— Begin EXCERPTED DATA —

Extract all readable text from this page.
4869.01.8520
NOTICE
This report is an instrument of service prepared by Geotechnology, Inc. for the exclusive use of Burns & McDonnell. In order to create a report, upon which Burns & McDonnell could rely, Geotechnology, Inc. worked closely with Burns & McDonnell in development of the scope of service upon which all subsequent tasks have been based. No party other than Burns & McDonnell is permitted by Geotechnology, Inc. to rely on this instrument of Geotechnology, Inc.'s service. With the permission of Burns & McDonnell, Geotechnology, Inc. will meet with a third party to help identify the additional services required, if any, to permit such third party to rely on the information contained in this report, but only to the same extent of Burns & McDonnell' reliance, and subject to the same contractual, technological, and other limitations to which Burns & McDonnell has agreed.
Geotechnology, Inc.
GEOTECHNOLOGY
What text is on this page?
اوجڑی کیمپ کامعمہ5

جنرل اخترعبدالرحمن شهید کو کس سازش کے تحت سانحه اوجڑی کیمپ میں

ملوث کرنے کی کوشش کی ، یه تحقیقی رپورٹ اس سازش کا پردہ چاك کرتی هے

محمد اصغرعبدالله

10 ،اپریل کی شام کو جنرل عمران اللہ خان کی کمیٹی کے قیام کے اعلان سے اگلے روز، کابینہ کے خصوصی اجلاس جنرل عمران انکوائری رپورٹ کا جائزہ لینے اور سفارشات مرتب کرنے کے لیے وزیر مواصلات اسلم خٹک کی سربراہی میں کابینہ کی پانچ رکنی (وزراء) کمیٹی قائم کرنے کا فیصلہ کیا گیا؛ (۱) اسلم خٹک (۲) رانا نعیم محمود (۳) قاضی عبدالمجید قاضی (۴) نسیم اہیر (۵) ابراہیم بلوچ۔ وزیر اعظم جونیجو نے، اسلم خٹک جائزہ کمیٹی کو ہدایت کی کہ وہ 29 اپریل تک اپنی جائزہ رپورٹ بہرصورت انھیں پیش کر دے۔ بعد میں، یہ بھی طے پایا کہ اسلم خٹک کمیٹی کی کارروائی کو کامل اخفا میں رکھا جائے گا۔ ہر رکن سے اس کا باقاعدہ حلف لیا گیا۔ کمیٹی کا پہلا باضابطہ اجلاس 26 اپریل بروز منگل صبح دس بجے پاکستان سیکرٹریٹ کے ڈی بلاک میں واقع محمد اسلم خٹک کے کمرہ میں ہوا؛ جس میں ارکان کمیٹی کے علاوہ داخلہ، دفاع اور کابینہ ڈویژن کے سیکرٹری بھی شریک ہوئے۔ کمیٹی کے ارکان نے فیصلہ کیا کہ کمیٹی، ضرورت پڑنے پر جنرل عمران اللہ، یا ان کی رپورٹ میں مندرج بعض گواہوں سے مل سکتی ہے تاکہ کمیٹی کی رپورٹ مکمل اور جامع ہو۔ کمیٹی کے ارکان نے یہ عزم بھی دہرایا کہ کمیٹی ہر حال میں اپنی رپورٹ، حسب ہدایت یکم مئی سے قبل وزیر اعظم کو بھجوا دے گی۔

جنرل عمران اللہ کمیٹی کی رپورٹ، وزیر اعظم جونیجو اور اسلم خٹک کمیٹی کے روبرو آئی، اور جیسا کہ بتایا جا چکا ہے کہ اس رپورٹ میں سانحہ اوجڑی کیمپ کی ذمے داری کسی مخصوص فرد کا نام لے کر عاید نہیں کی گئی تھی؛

— End EXCERPTED DATA —

■ WHAT YOU SHOULD DO: Output an exact copy of each record.

■ SOLUTION:
Extract all readable text from this page.
4869.01.8520
NOTICE
This report is an instrument of service prepared by Geotechnology, Inc. for the exclusive use of Burns & McDonnell. In order to create a report, upon which Burns & McDonnell could rely, Geotechnology, Inc. worked closely with Burns & McDonnell in development of the scope of service upon which all subsequent tasks have been based. No party other than Burns & McDonnell is permitted by Geotechnology, Inc. to rely on this instrument of Geotechnology, Inc.'s service. With the permission of Burns & McDonnell, Geotechnology, Inc. will meet with a third party to help identify the additional services required, if any, to permit such third party to rely on the information contained in this report, but only to the same extent of Burns & McDonnell' reliance, and subject to the same contractual, technological, and other limitations to which Burns & McDonnell has agreed.
Geotechnology, Inc.
GEOTECHNOLOGY
What text is on this page?
اوجڑی کیمپ کامعمہ5

جنرل اخترعبدالرحمن شهید کو کس سازش کے تحت سانحه اوجڑی کیمپ میں

ملوث کرنے کی کوشش کی ، یه تحقیقی رپورٹ اس سازش کا پردہ چاك کرتی هے

محمد اصغرعبدالله

10 ،اپریل کی شام کو جنرل عمران اللہ خان کی کمیٹی کے قیام کے اعلان سے اگلے روز، کابینہ کے خصوصی اجلاس جنرل عمران انکوائری رپورٹ کا جائزہ لینے اور سفارشات مرتب کرنے کے لیے وزیر مواصلات اسلم خٹک کی سربراہی میں کابینہ کی پانچ رکنی (وزراء) کمیٹی قائم کرنے کا فیصلہ کیا گیا؛ (۱) اسلم خٹک (۲) رانا نعیم محمود (۳) قاضی عبدالمجید قاضی (۴) نسیم اہیر (۵) ابراہیم بلوچ۔ وزیر اعظم جونیجو نے، اسلم خٹک جائزہ کمیٹی کو ہدایت کی کہ وہ 29 اپریل تک اپنی جائزہ رپورٹ بہرصورت انھیں پیش کر دے۔ بعد میں، یہ بھی طے پایا کہ اسلم خٹک کمیٹی کی کارروائی کو کامل اخفا میں رکھا جائے گا۔ ہر رکن سے اس کا باقاعدہ حلف لیا گیا۔ کمیٹی کا پہلا باضابطہ اجلاس 26 اپریل بروز منگل صبح دس بجے پاکستان سیکرٹریٹ کے ڈی بلاک میں واقع محمد اسلم خٹک کے کمرہ میں ہوا؛ جس میں ارکان کمیٹی کے علاوہ داخلہ، دفاع اور کابینہ ڈویژن کے سیکرٹری بھی شریک ہوئے۔ کمیٹی کے ارکان نے فیصلہ کیا کہ کمیٹی، ضرورت پڑنے پر جنرل عمران اللہ، یا ان کی رپورٹ میں مندرج بعض گواہوں سے مل سکتی ہے تاکہ کمیٹی کی رپورٹ مکمل اور جامع ہو۔ کمیٹی کے ارکان نے یہ عزم بھی دہرایا کہ کمیٹی ہر حال میں اپنی رپورٹ، حسب ہدایت یکم مئی سے قبل وزیر اعظم کو بھجوا دے گی۔

جنرل عمران اللہ کمیٹی کی رپورٹ، وزیر اعظم جونیجو اور اسلم خٹک کمیٹی کے روبرو آئی، اور جیسا کہ بتایا جا چکا ہے کہ اس رپورٹ میں سانحہ اوجڑی کیمپ کی ذمے داری کسی مخصوص فرد کا نام لے کر عاید نہیں کی گئی تھی؛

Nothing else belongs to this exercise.